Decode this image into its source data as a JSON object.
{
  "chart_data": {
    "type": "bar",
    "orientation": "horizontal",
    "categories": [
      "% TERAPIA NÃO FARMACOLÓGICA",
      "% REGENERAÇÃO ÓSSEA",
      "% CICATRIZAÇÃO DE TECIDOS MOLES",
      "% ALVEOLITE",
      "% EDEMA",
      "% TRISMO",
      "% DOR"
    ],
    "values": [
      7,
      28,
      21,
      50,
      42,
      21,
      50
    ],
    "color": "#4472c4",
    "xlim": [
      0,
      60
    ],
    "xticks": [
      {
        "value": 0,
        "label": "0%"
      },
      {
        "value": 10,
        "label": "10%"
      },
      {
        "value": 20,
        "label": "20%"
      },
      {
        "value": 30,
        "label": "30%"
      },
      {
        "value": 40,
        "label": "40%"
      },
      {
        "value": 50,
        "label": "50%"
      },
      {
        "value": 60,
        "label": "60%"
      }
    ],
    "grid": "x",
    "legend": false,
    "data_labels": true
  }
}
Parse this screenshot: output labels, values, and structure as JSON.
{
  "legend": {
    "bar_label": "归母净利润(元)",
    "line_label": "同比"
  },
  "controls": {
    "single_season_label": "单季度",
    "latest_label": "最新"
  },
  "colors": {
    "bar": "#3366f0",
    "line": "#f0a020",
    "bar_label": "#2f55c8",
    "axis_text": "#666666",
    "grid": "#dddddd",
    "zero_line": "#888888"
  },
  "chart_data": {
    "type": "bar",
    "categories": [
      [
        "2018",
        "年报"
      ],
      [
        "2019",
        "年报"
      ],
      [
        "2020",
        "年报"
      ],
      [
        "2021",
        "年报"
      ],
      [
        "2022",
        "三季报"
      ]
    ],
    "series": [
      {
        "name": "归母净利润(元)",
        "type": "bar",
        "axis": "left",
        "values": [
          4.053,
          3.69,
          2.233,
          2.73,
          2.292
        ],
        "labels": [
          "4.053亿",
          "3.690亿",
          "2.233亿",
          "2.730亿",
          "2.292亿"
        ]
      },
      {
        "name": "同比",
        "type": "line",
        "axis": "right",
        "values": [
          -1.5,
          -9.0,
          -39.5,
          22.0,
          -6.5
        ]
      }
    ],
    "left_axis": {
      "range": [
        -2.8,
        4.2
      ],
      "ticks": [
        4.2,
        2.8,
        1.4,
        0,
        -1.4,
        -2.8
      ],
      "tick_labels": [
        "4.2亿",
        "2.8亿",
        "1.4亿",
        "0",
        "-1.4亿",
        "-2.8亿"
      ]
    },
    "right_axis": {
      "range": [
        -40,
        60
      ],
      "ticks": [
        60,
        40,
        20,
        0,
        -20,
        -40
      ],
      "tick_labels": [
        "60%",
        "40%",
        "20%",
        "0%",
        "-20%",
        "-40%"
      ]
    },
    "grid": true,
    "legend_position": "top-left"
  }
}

══════════════════════════════

_EXERCISE REQUIREMENTS_.
In the records, locate each line holding the string "JSON" and copy it.

_FULL OUTPUT_.
Decode this image into its source data as a JSON object.
Parse this screenshot: output labels, values, and structure as JSON.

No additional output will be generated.